▶ **REQUIREMENT**:
Reproduce every line of the material below, but drop the pictures.

[Start DATA RECORDS]

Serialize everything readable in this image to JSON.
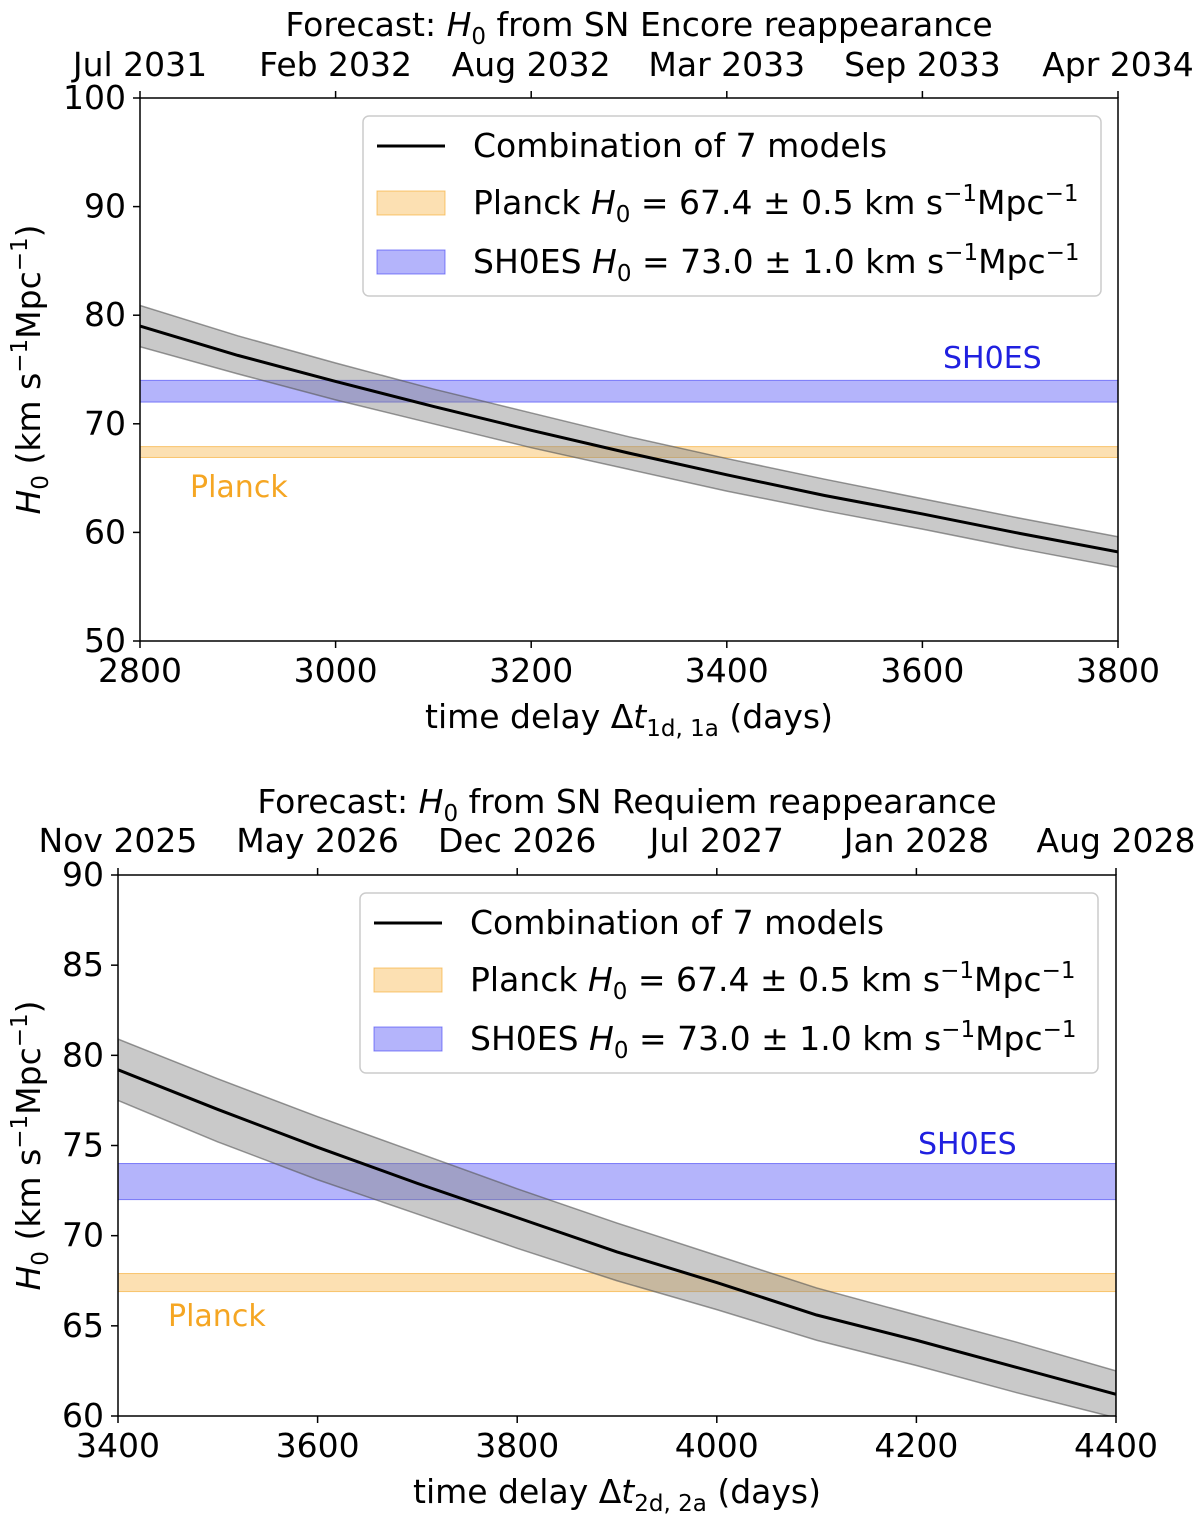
{
  "chart_data": [
    {
      "type": "line",
      "title": "Forecast: H0 from SN Encore reappearance",
      "title_prefix": "Forecast: ",
      "title_symbol": "H",
      "title_symbol_sub": "0",
      "title_suffix": " from SN Encore reappearance",
      "xlabel": "time delay Δt1d, 1a (days)",
      "xlabel_prefix": "time delay Δ",
      "xlabel_symbol": "t",
      "xlabel_sub": "1d, 1a",
      "xlabel_suffix": " (days)",
      "ylabel": "H0 (km s−1Mpc−1)",
      "xlim": [
        2800,
        3800
      ],
      "ylim": [
        50,
        100
      ],
      "xticks": [
        "2800",
        "3000",
        "3200",
        "3400",
        "3600",
        "3800"
      ],
      "yticks": [
        "50",
        "60",
        "70",
        "80",
        "90",
        "100"
      ],
      "top_axis_ticks": [
        "Jul 2031",
        "Feb 2032",
        "Aug 2032",
        "Mar 2033",
        "Sep 2033",
        "Apr 2034"
      ],
      "series": [
        {
          "name": "Combination of 7 models",
          "color": "#000000",
          "x": [
            2800,
            2900,
            3000,
            3100,
            3200,
            3300,
            3400,
            3500,
            3600,
            3700,
            3800
          ],
          "y": [
            79.0,
            76.3,
            73.9,
            71.6,
            69.4,
            67.3,
            65.3,
            63.4,
            61.7,
            59.9,
            58.2
          ],
          "band_low": [
            77.1,
            74.6,
            72.2,
            70.0,
            67.8,
            65.8,
            63.8,
            62.0,
            60.3,
            58.5,
            56.8
          ],
          "band_high": [
            80.9,
            78.1,
            75.6,
            73.2,
            71.0,
            68.8,
            66.8,
            64.9,
            63.1,
            61.3,
            59.6
          ],
          "band_color": "#888888"
        }
      ],
      "reference_bands": [
        {
          "name": "Planck",
          "legend_symbol": "Planck H0 = 67.4 ± 0.5 km s−1Mpc−1",
          "center": 67.4,
          "error": 0.5,
          "color": "#f5a623"
        },
        {
          "name": "SH0ES",
          "legend_symbol": "SH0ES H0 = 73.0 ± 1.0 km s−1Mpc−1",
          "center": 73.0,
          "error": 1.0,
          "color": "#3b3bf5"
        }
      ],
      "annotations": {
        "planck": "Planck",
        "shoes": "SH0ES"
      },
      "legend": {
        "placement": "upper-right",
        "line_label": "Combination of 7 models",
        "planck_label": "Planck",
        "planck_value": "67.4 ± 0.5 km s",
        "shoes_label": "SH0ES",
        "shoes_value": "73.0 ± 1.0 km s"
      }
    },
    {
      "type": "line",
      "title": "Forecast: H0 from SN Requiem reappearance",
      "title_prefix": "Forecast: ",
      "title_symbol": "H",
      "title_symbol_sub": "0",
      "title_suffix": " from SN Requiem reappearance",
      "xlabel": "time delay Δt2d, 2a (days)",
      "xlabel_prefix": "time delay Δ",
      "xlabel_symbol": "t",
      "xlabel_sub": "2d, 2a",
      "xlabel_suffix": " (days)",
      "ylabel": "H0 (km s−1Mpc−1)",
      "xlim": [
        3400,
        4400
      ],
      "ylim": [
        60,
        90
      ],
      "xticks": [
        "3400",
        "3600",
        "3800",
        "4000",
        "4200",
        "4400"
      ],
      "yticks": [
        "60",
        "65",
        "70",
        "75",
        "80",
        "85",
        "90"
      ],
      "top_axis_ticks": [
        "Nov 2025",
        "May 2026",
        "Dec 2026",
        "Jul 2027",
        "Jan 2028",
        "Aug 2028"
      ],
      "series": [
        {
          "name": "Combination of 7 models",
          "color": "#000000",
          "x": [
            3400,
            3500,
            3600,
            3700,
            3800,
            3900,
            4000,
            4100,
            4200,
            4300,
            4400
          ],
          "y": [
            79.2,
            77.0,
            74.9,
            72.9,
            71.0,
            69.1,
            67.4,
            65.6,
            64.2,
            62.7,
            61.2
          ],
          "band_low": [
            77.5,
            75.2,
            73.1,
            71.2,
            69.3,
            67.5,
            65.9,
            64.2,
            62.8,
            61.3,
            59.9
          ],
          "band_high": [
            80.9,
            78.7,
            76.6,
            74.6,
            72.6,
            70.7,
            68.9,
            67.1,
            65.6,
            64.1,
            62.5
          ],
          "band_color": "#888888"
        }
      ],
      "reference_bands": [
        {
          "name": "Planck",
          "legend_symbol": "Planck H0 = 67.4 ± 0.5 km s−1Mpc−1",
          "center": 67.4,
          "error": 0.5,
          "color": "#f5a623"
        },
        {
          "name": "SH0ES",
          "legend_symbol": "SH0ES H0 = 73.0 ± 1.0 km s−1Mpc−1",
          "center": 73.0,
          "error": 1.0,
          "color": "#3b3bf5"
        }
      ],
      "annotations": {
        "planck": "Planck",
        "shoes": "SH0ES"
      },
      "legend": {
        "placement": "upper-right",
        "line_label": "Combination of 7 models",
        "planck_label": "Planck",
        "planck_value": "67.4 ± 0.5 km s",
        "shoes_label": "SH0ES",
        "shoes_value": "73.0 ± 1.0 km s"
      }
    }
  ],
  "common": {
    "h_symbol": "H",
    "h_sub": "0",
    "equals": " = ",
    "sup_minus_one": "−1",
    "mpc": "Mpc",
    "ylabel_units_open": " (km s",
    "ylabel_units_close": ")"
  }
}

[End DATA RECORDS]

▶ **CORRECT RESPONSE**:
Serialize everything readable in this image to JSON.
{
  "chart_data": [
    {
      "type": "line",
      "title": "Forecast: H0 from SN Encore reappearance",
      "title_prefix": "Forecast: ",
      "title_symbol": "H",
      "title_symbol_sub": "0",
      "title_suffix": " from SN Encore reappearance",
      "xlabel": "time delay Δt1d, 1a (days)",
      "xlabel_prefix": "time delay Δ",
      "xlabel_symbol": "t",
      "xlabel_sub": "1d, 1a",
      "xlabel_suffix": " (days)",
      "ylabel": "H0 (km s−1Mpc−1)",
      "xlim": [
        2800,
        3800
      ],
      "ylim": [
        50,
        100
      ],
      "xticks": [
        "2800",
        "3000",
        "3200",
        "3400",
        "3600",
        "3800"
      ],
      "yticks": [
        "50",
        "60",
        "70",
        "80",
        "90",
        "100"
      ],
      "top_axis_ticks": [
        "Jul 2031",
        "Feb 2032",
        "Aug 2032",
        "Mar 2033",
        "Sep 2033",
        "Apr 2034"
      ],
      "series": [
        {
          "name": "Combination of 7 models",
          "color": "#000000",
          "x": [
            2800,
            2900,
            3000,
            3100,
            3200,
            3300,
            3400,
            3500,
            3600,
            3700,
            3800
          ],
          "y": [
            79.0,
            76.3,
            73.9,
            71.6,
            69.4,
            67.3,
            65.3,
            63.4,
            61.7,
            59.9,
            58.2
          ],
          "band_low": [
            77.1,
            74.6,
            72.2,
            70.0,
            67.8,
            65.8,
            63.8,
            62.0,
            60.3,
            58.5,
            56.8
          ],
          "band_high": [
            80.9,
            78.1,
            75.6,
            73.2,
            71.0,
            68.8,
            66.8,
            64.9,
            63.1,
            61.3,
            59.6
          ],
          "band_color": "#888888"
        }
      ],
      "reference_bands": [
        {
          "name": "Planck",
          "legend_symbol": "Planck H0 = 67.4 ± 0.5 km s−1Mpc−1",
          "center": 67.4,
          "error": 0.5,
          "color": "#f5a623"
        },
        {
          "name": "SH0ES",
          "legend_symbol": "SH0ES H0 = 73.0 ± 1.0 km s−1Mpc−1",
          "center": 73.0,
          "error": 1.0,
          "color": "#3b3bf5"
        }
      ],
      "annotations": {
        "planck": "Planck",
        "shoes": "SH0ES"
      },
      "legend": {
        "placement": "upper-right",
        "line_label": "Combination of 7 models",
        "planck_label": "Planck",
        "planck_value": "67.4 ± 0.5 km s",
        "shoes_label": "SH0ES",
        "shoes_value": "73.0 ± 1.0 km s"
      }
    },
    {
      "type": "line",
      "title": "Forecast: H0 from SN Requiem reappearance",
      "title_prefix": "Forecast: ",
      "title_symbol": "H",
      "title_symbol_sub": "0",
      "title_suffix": " from SN Requiem reappearance",
      "xlabel": "time delay Δt2d, 2a (days)",
      "xlabel_prefix": "time delay Δ",
      "xlabel_symbol": "t",
      "xlabel_sub": "2d, 2a",
      "xlabel_suffix": " (days)",
      "ylabel": "H0 (km s−1Mpc−1)",
      "xlim": [
        3400,
        4400
      ],
      "ylim": [
        60,
        90
      ],
      "xticks": [
        "3400",
        "3600",
        "3800",
        "4000",
        "4200",
        "4400"
      ],
      "yticks": [
        "60",
        "65",
        "70",
        "75",
        "80",
        "85",
        "90"
      ],
      "top_axis_ticks": [
        "Nov 2025",
        "May 2026",
        "Dec 2026",
        "Jul 2027",
        "Jan 2028",
        "Aug 2028"
      ],
      "series": [
        {
          "name": "Combination of 7 models",
          "color": "#000000",
          "x": [
            3400,
            3500,
            3600,
            3700,
            3800,
            3900,
            4000,
            4100,
            4200,
            4300,
            4400
          ],
          "y": [
            79.2,
            77.0,
            74.9,
            72.9,
            71.0,
            69.1,
            67.4,
            65.6,
            64.2,
            62.7,
            61.2
          ],
          "band_low": [
            77.5,
            75.2,
            73.1,
            71.2,
            69.3,
            67.5,
            65.9,
            64.2,
            62.8,
            61.3,
            59.9
          ],
          "band_high": [
            80.9,
            78.7,
            76.6,
            74.6,
            72.6,
            70.7,
            68.9,
            67.1,
            65.6,
            64.1,
            62.5
          ],
          "band_color": "#888888"
        }
      ],
      "reference_bands": [
        {
          "name": "Planck",
          "legend_symbol": "Planck H0 = 67.4 ± 0.5 km s−1Mpc−1",
          "center": 67.4,
          "error": 0.5,
          "color": "#f5a623"
        },
        {
          "name": "SH0ES",
          "legend_symbol": "SH0ES H0 = 73.0 ± 1.0 km s−1Mpc−1",
          "center": 73.0,
          "error": 1.0,
          "color": "#3b3bf5"
        }
      ],
      "annotations": {
        "planck": "Planck",
        "shoes": "SH0ES"
      },
      "legend": {
        "placement": "upper-right",
        "line_label": "Combination of 7 models",
        "planck_label": "Planck",
        "planck_value": "67.4 ± 0.5 km s",
        "shoes_label": "SH0ES",
        "shoes_value": "73.0 ± 1.0 km s"
      }
    }
  ],
  "common": {
    "h_symbol": "H",
    "h_sub": "0",
    "equals": " = ",
    "sup_minus_one": "−1",
    "mpc": "Mpc",
    "ylabel_units_open": " (km s",
    "ylabel_units_close": ")"
  }
}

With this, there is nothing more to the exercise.